GIVEN RECORDS start

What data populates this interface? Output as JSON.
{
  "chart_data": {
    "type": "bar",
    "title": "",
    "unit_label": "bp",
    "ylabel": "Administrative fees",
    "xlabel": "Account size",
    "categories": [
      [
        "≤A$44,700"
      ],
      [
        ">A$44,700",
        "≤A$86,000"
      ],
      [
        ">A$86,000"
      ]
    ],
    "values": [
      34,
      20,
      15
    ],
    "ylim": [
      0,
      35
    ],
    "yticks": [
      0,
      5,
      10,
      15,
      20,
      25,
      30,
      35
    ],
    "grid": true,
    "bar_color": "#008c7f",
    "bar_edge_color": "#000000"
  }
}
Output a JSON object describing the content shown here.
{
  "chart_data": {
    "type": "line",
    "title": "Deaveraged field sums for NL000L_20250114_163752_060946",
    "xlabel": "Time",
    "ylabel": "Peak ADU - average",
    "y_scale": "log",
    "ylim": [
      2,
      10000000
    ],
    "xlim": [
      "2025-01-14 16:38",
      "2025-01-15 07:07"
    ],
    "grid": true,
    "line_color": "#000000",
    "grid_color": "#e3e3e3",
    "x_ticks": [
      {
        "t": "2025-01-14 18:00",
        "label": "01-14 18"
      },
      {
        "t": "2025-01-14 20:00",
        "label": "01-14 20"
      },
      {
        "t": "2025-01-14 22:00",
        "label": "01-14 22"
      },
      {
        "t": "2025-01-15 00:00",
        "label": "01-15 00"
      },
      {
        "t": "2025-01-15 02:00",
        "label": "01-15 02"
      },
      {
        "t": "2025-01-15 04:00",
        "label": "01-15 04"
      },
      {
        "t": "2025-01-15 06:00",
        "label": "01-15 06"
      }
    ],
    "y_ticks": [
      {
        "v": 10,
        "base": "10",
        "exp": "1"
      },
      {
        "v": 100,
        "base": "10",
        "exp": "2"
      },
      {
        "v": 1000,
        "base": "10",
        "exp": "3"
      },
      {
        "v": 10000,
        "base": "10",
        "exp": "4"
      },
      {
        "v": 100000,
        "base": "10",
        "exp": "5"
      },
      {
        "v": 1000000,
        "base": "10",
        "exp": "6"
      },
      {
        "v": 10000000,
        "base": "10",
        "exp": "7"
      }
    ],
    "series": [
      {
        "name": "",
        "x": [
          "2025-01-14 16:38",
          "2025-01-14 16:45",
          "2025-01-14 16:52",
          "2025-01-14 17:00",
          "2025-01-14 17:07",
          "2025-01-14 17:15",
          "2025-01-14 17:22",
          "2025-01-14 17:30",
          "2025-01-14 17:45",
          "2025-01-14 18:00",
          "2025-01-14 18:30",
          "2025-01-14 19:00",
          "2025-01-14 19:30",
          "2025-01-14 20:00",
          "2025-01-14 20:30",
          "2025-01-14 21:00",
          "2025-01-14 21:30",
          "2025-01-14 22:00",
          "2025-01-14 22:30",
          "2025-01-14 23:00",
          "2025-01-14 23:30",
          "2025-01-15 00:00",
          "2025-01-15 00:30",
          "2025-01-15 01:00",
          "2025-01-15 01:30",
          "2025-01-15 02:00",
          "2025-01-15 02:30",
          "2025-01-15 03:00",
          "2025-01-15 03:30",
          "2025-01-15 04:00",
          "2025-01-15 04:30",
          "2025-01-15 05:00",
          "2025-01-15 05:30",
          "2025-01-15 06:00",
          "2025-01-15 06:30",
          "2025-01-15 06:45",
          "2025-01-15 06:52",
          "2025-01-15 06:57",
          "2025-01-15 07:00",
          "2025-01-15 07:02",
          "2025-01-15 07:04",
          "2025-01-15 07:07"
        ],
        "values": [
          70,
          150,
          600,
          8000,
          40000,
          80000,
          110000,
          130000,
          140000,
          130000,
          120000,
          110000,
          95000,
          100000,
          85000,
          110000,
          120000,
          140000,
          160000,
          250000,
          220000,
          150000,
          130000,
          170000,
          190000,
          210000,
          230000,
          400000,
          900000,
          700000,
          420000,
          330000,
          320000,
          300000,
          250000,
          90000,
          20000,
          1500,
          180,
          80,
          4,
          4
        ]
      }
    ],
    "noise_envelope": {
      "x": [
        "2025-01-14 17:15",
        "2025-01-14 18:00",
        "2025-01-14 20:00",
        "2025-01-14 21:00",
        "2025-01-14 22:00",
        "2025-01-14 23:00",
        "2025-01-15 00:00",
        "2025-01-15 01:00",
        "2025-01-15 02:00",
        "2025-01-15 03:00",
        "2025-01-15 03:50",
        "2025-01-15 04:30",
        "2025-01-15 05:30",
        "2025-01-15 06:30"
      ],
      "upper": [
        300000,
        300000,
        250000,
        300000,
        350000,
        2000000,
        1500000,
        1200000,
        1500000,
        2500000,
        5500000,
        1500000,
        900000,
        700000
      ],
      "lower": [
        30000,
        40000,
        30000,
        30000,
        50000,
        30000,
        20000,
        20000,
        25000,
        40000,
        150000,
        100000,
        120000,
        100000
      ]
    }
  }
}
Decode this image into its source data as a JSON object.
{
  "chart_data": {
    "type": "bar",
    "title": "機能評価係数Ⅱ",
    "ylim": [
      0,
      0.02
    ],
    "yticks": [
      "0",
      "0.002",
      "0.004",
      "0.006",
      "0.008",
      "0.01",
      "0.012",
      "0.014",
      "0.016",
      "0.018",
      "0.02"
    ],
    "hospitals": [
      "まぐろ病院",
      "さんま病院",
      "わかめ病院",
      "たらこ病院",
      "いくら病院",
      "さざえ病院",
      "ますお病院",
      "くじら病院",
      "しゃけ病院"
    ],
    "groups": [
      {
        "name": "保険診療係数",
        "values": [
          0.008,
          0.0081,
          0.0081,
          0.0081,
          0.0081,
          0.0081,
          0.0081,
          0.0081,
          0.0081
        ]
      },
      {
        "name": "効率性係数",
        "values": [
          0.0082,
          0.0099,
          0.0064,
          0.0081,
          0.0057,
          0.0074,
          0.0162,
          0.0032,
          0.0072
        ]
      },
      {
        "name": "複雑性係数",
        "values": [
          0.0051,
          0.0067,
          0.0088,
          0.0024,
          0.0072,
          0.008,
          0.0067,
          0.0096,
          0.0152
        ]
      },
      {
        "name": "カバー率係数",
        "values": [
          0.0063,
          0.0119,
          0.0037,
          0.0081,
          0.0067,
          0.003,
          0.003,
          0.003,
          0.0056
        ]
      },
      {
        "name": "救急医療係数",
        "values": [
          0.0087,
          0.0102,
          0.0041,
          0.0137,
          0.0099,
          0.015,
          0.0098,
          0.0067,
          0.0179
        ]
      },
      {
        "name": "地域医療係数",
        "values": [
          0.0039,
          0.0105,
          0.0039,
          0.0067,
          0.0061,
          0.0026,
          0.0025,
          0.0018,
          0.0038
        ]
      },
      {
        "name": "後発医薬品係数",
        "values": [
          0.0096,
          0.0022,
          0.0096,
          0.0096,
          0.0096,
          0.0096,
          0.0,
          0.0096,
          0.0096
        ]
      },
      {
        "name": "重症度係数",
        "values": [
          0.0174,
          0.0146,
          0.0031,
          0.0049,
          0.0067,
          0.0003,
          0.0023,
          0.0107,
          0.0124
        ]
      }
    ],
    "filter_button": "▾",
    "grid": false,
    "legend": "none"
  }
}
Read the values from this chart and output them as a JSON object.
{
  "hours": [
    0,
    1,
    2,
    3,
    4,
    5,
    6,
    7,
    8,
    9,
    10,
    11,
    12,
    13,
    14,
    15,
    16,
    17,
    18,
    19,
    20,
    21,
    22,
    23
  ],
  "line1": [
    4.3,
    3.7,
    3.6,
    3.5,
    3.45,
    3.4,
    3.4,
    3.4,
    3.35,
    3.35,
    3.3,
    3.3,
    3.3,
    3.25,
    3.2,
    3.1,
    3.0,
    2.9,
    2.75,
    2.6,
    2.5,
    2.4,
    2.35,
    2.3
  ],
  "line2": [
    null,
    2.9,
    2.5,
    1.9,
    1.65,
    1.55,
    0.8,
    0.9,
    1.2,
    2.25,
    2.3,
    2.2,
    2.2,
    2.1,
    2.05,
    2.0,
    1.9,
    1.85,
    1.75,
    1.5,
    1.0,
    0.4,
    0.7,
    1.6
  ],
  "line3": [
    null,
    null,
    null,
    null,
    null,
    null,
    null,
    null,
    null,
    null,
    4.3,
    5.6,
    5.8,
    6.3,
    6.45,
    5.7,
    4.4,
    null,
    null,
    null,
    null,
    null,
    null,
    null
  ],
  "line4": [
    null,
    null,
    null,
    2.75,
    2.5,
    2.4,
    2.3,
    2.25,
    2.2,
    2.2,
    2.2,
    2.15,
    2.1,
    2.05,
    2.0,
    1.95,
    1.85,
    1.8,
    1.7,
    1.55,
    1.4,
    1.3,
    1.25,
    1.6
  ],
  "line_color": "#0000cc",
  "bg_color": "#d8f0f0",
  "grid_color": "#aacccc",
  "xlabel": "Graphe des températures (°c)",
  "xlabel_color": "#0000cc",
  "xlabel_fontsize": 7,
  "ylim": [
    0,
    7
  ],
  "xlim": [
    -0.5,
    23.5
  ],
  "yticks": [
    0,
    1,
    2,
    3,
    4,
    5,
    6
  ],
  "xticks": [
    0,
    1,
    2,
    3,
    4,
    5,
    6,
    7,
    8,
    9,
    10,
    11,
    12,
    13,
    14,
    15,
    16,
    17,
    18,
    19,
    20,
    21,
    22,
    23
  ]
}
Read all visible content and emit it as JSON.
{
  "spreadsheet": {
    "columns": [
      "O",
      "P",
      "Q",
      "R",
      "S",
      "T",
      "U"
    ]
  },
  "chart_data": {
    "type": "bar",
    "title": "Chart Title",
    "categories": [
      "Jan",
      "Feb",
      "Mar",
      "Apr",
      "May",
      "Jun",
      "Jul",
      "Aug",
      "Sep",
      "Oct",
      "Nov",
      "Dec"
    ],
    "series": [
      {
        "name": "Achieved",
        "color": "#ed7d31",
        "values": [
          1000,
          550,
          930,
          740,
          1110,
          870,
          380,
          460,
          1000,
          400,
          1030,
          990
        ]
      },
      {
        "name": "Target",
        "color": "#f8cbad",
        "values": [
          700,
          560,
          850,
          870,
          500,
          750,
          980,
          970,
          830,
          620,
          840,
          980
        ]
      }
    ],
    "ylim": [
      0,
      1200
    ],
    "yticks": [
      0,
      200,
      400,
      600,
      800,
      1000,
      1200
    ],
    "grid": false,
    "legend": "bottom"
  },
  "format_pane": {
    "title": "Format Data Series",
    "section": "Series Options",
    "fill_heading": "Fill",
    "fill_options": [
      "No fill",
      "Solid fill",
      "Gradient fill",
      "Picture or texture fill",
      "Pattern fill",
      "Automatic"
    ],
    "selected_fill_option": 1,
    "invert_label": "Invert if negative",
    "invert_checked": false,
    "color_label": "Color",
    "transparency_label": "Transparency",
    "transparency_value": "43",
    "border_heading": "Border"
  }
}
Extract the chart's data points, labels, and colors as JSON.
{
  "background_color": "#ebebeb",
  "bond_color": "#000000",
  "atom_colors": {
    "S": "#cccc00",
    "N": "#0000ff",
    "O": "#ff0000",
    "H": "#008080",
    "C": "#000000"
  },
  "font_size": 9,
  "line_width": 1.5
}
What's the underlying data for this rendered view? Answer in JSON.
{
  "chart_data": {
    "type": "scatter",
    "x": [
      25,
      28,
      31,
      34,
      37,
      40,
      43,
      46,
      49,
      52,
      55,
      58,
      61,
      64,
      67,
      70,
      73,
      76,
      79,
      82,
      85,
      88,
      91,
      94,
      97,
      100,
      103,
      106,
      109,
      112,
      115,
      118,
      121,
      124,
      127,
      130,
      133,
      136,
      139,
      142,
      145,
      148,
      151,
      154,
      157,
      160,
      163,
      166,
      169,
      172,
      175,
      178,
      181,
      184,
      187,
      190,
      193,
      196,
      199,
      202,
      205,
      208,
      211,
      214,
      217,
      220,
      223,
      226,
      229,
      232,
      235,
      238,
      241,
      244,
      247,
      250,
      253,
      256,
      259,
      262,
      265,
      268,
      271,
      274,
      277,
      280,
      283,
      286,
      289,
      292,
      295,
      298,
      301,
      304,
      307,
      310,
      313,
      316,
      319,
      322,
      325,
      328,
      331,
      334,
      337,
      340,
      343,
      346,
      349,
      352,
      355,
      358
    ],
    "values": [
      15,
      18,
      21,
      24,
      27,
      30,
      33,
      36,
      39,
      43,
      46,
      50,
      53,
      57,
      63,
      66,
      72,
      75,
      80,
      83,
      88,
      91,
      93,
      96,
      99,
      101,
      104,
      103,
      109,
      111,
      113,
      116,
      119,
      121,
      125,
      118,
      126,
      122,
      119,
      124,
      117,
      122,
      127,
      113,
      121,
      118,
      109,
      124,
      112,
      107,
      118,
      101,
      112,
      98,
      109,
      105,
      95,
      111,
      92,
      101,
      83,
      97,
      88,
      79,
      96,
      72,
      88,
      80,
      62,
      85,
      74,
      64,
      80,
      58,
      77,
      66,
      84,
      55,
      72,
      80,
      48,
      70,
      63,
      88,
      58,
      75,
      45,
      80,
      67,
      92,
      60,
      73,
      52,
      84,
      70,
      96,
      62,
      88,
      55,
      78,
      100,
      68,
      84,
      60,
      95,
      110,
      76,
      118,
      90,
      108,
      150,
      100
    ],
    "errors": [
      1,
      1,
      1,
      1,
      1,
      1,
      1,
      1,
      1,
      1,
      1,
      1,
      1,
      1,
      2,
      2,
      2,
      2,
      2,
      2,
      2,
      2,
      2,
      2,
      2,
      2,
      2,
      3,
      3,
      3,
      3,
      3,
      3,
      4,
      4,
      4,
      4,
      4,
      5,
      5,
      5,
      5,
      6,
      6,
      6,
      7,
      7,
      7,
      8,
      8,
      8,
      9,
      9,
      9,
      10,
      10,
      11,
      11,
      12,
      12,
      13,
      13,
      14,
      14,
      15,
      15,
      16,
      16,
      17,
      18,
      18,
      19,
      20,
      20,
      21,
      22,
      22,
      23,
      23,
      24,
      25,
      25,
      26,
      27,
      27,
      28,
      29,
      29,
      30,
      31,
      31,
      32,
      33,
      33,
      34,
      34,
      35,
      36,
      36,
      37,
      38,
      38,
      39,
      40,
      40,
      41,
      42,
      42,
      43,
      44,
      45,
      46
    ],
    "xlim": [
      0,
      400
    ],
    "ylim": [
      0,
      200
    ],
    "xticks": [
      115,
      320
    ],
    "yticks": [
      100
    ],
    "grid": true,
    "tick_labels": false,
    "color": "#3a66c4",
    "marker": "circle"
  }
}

GIVEN RECORDS end

* GIVEN PROBLEM *
List each line in the listing that contains the string "What".

* EXPECTED ANSWER *
What data populates this interface? Output as JSON.
What's the underlying data for this rendered view? Answer in JSON.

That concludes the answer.